Instruction:
Write out each line exactly as it stands, please.

Stored data entries:
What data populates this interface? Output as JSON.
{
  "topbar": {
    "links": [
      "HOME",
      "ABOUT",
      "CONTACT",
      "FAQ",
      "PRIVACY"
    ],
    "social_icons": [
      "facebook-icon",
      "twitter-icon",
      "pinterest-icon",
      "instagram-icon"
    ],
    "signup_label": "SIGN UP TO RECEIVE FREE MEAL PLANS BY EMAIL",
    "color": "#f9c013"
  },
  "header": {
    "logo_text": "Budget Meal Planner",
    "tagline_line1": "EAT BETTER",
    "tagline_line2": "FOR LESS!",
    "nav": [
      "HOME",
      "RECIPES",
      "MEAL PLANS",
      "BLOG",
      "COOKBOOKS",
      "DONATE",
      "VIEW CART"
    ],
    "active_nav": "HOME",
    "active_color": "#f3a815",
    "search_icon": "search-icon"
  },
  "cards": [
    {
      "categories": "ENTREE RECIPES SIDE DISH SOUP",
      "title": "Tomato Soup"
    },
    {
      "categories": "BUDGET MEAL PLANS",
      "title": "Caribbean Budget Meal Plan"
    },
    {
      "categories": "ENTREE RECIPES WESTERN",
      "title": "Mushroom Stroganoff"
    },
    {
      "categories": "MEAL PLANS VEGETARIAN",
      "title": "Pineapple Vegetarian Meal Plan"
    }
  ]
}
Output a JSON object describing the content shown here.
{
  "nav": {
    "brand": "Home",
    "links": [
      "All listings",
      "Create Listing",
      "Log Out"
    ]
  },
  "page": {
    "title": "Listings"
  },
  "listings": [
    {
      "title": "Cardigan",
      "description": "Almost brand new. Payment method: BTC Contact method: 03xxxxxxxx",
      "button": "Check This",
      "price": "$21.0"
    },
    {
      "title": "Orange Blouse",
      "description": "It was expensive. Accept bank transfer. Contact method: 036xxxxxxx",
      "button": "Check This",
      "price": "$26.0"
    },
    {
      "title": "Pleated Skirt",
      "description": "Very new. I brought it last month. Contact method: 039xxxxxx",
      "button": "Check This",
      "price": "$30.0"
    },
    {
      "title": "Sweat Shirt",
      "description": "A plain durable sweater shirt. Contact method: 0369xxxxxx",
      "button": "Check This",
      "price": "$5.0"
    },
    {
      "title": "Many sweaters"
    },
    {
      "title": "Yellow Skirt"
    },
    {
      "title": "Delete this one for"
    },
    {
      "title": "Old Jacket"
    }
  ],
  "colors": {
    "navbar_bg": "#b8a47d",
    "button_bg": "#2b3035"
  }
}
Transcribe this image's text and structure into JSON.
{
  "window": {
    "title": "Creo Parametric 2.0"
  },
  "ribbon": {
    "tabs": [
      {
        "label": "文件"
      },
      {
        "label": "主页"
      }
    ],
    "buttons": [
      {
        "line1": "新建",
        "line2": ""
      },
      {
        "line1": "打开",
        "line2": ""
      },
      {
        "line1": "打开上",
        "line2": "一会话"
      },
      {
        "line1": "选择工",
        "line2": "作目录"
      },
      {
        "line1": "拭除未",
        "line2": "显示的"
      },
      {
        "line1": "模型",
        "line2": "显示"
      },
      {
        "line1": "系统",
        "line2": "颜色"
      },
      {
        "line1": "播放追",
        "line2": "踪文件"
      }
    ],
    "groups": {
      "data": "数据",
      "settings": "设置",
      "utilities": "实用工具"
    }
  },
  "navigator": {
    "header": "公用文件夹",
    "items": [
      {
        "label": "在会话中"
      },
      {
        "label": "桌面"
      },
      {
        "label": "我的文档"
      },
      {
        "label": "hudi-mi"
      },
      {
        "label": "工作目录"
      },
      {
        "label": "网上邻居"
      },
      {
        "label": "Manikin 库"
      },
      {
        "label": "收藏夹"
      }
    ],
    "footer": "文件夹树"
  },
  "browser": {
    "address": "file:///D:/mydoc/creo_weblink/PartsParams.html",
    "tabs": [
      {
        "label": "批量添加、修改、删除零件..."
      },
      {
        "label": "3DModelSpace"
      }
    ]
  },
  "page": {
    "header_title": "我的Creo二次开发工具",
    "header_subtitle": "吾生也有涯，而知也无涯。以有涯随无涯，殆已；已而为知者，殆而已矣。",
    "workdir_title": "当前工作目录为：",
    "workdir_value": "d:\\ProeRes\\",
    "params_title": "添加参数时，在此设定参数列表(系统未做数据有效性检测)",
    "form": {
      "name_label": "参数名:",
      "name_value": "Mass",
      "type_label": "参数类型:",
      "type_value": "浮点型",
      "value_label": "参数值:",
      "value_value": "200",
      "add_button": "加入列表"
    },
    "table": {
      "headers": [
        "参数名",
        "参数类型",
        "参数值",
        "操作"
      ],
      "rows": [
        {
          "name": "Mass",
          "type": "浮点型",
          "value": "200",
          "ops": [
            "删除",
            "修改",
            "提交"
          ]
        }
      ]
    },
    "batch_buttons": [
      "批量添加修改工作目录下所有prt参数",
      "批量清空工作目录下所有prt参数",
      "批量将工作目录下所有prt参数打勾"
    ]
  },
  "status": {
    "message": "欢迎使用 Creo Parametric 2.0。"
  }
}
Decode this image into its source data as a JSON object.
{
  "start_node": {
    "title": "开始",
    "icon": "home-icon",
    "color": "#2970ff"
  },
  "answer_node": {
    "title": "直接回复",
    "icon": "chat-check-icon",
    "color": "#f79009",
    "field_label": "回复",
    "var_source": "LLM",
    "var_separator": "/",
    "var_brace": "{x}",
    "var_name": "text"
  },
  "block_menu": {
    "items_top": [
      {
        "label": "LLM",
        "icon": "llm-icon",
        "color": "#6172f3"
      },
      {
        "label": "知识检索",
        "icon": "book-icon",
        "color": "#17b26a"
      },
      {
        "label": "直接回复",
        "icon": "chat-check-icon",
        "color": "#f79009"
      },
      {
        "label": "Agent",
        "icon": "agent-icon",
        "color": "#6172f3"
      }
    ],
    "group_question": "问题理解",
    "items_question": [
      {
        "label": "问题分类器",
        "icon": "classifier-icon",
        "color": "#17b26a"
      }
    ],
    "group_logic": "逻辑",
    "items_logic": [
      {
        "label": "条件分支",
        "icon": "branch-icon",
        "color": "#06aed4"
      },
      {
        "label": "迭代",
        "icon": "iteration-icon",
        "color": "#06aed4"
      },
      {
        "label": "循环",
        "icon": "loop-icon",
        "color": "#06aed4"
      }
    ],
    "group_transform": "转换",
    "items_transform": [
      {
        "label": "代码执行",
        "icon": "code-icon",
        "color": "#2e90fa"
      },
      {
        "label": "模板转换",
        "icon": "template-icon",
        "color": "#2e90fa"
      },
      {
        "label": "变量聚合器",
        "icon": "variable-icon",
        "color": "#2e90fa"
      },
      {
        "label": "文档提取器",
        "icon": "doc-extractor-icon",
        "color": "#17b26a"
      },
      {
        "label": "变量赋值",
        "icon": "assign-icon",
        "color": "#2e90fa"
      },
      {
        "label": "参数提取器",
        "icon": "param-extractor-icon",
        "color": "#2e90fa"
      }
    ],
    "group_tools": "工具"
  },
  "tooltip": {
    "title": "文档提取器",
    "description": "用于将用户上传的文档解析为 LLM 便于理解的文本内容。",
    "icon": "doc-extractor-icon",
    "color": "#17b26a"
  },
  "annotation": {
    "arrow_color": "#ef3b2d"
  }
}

Complete output:
What data populates this interface? Output as JSON.
{
  "topbar": {
    "links": [
      "HOME",
      "ABOUT",
      "CONTACT",
      "FAQ",
      "PRIVACY"
    ],
    "social_icons": [
      "facebook-icon",
      "twitter-icon",
      "pinterest-icon",
      "instagram-icon"
    ],
    "signup_label": "SIGN UP TO RECEIVE FREE MEAL PLANS BY EMAIL",
    "color": "#f9c013"
  },
  "header": {
    "logo_text": "Budget Meal Planner",
    "tagline_line1": "EAT BETTER",
    "tagline_line2": "FOR LESS!",
    "nav": [
      "HOME",
      "RECIPES",
      "MEAL PLANS",
      "BLOG",
      "COOKBOOKS",
      "DONATE",
      "VIEW CART"
    ],
    "active_nav": "HOME",
    "active_color": "#f3a815",
    "search_icon": "search-icon"
  },
  "cards": [
    {
      "categories": "ENTREE RECIPES SIDE DISH SOUP",
      "title": "Tomato Soup"
    },
    {
      "categories": "BUDGET MEAL PLANS",
      "title": "Caribbean Budget Meal Plan"
    },
    {
      "categories": "ENTREE RECIPES WESTERN",
      "title": "Mushroom Stroganoff"
    },
    {
      "categories": "MEAL PLANS VEGETARIAN",
      "title": "Pineapple Vegetarian Meal Plan"
    }
  ]
}
Output a JSON object describing the content shown here.
{
  "nav": {
    "brand": "Home",
    "links": [
      "All listings",
      "Create Listing",
      "Log Out"
    ]
  },
  "page": {
    "title": "Listings"
  },
  "listings": [
    {
      "title": "Cardigan",
      "description": "Almost brand new. Payment method: BTC Contact method: 03xxxxxxxx",
      "button": "Check This",
      "price": "$21.0"
    },
    {
      "title": "Orange Blouse",
      "description": "It was expensive. Accept bank transfer. Contact method: 036xxxxxxx",
      "button": "Check This",
      "price": "$26.0"
    },
    {
      "title": "Pleated Skirt",
      "description": "Very new. I brought it last month. Contact method: 039xxxxxx",
      "button": "Check This",
      "price": "$30.0"
    },
    {
      "title": "Sweat Shirt",
      "description": "A plain durable sweater shirt. Contact method: 0369xxxxxx",
      "button": "Check This",
      "price": "$5.0"
    },
    {
      "title": "Many sweaters"
    },
    {
      "title": "Yellow Skirt"
    },
    {
      "title": "Delete this one for"
    },
    {
      "title": "Old Jacket"
    }
  ],
  "colors": {
    "navbar_bg": "#b8a47d",
    "button_bg": "#2b3035"
  }
}
Transcribe this image's text and structure into JSON.
{
  "window": {
    "title": "Creo Parametric 2.0"
  },
  "ribbon": {
    "tabs": [
      {
        "label": "文件"
      },
      {
        "label": "主页"
      }
    ],
    "buttons": [
      {
        "line1": "新建",
        "line2": ""
      },
      {
        "line1": "打开",
        "line2": ""
      },
      {
        "line1": "打开上",
        "line2": "一会话"
      },
      {
        "line1": "选择工",
        "line2": "作目录"
      },
      {
        "line1": "拭除未",
        "line2": "显示的"
      },
      {
        "line1": "模型",
        "line2": "显示"
      },
      {
        "line1": "系统",
        "line2": "颜色"
      },
      {
        "line1": "播放追",
        "line2": "踪文件"
      }
    ],
    "groups": {
      "data": "数据",
      "settings": "设置",
      "utilities": "实用工具"
    }
  },
  "navigator": {
    "header": "公用文件夹",
    "items": [
      {
        "label": "在会话中"
      },
      {
        "label": "桌面"
      },
      {
        "label": "我的文档"
      },
      {
        "label": "hudi-mi"
      },
      {
        "label": "工作目录"
      },
      {
        "label": "网上邻居"
      },
      {
        "label": "Manikin 库"
      },
      {
        "label": "收藏夹"
      }
    ],
    "footer": "文件夹树"
  },
  "browser": {
    "address": "file:///D:/mydoc/creo_weblink/PartsParams.html",
    "tabs": [
      {
        "label": "批量添加、修改、删除零件..."
      },
      {
        "label": "3DModelSpace"
      }
    ]
  },
  "page": {
    "header_title": "我的Creo二次开发工具",
    "header_subtitle": "吾生也有涯，而知也无涯。以有涯随无涯，殆已；已而为知者，殆而已矣。",
    "workdir_title": "当前工作目录为：",
    "workdir_value": "d:\\ProeRes\\",
    "params_title": "添加参数时，在此设定参数列表(系统未做数据有效性检测)",
    "form": {
      "name_label": "参数名:",
      "name_value": "Mass",
      "type_label": "参数类型:",
      "type_value": "浮点型",
      "value_label": "参数值:",
      "value_value": "200",
      "add_button": "加入列表"
    },
    "table": {
      "headers": [
        "参数名",
        "参数类型",
        "参数值",
        "操作"
      ],
      "rows": [
        {
          "name": "Mass",
          "type": "浮点型",
          "value": "200",
          "ops": [
            "删除",
            "修改",
            "提交"
          ]
        }
      ]
    },
    "batch_buttons": [
      "批量添加修改工作目录下所有prt参数",
      "批量清空工作目录下所有prt参数",
      "批量将工作目录下所有prt参数打勾"
    ]
  },
  "status": {
    "message": "欢迎使用 Creo Parametric 2.0。"
  }
}
Decode this image into its source data as a JSON object.
{
  "start_node": {
    "title": "开始",
    "icon": "home-icon",
    "color": "#2970ff"
  },
  "answer_node": {
    "title": "直接回复",
    "icon": "chat-check-icon",
    "color": "#f79009",
    "field_label": "回复",
    "var_source": "LLM",
    "var_separator": "/",
    "var_brace": "{x}",
    "var_name": "text"
  },
  "block_menu": {
    "items_top": [
      {
        "label": "LLM",
        "icon": "llm-icon",
        "color": "#6172f3"
      },
      {
        "label": "知识检索",
        "icon": "book-icon",
        "color": "#17b26a"
      },
      {
        "label": "直接回复",
        "icon": "chat-check-icon",
        "color": "#f79009"
      },
      {
        "label": "Agent",
        "icon": "agent-icon",
        "color": "#6172f3"
      }
    ],
    "group_question": "问题理解",
    "items_question": [
      {
        "label": "问题分类器",
        "icon": "classifier-icon",
        "color": "#17b26a"
      }
    ],
    "group_logic": "逻辑",
    "items_logic": [
      {
        "label": "条件分支",
        "icon": "branch-icon",
        "color": "#06aed4"
      },
      {
        "label": "迭代",
        "icon": "iteration-icon",
        "color": "#06aed4"
      },
      {
        "label": "循环",
        "icon": "loop-icon",
        "color": "#06aed4"
      }
    ],
    "group_transform": "转换",
    "items_transform": [
      {
        "label": "代码执行",
        "icon": "code-icon",
        "color": "#2e90fa"
      },
      {
        "label": "模板转换",
        "icon": "template-icon",
        "color": "#2e90fa"
      },
      {
        "label": "变量聚合器",
        "icon": "variable-icon",
        "color": "#2e90fa"
      },
      {
        "label": "文档提取器",
        "icon": "doc-extractor-icon",
        "color": "#17b26a"
      },
      {
        "label": "变量赋值",
        "icon": "assign-icon",
        "color": "#2e90fa"
      },
      {
        "label": "参数提取器",
        "icon": "param-extractor-icon",
        "color": "#2e90fa"
      }
    ],
    "group_tools": "工具"
  },
  "tooltip": {
    "title": "文档提取器",
    "description": "用于将用户上传的文档解析为 LLM 便于理解的文本内容。",
    "icon": "doc-extractor-icon",
    "color": "#17b26a"
  },
  "annotation": {
    "arrow_color": "#ef3b2d"
  }
}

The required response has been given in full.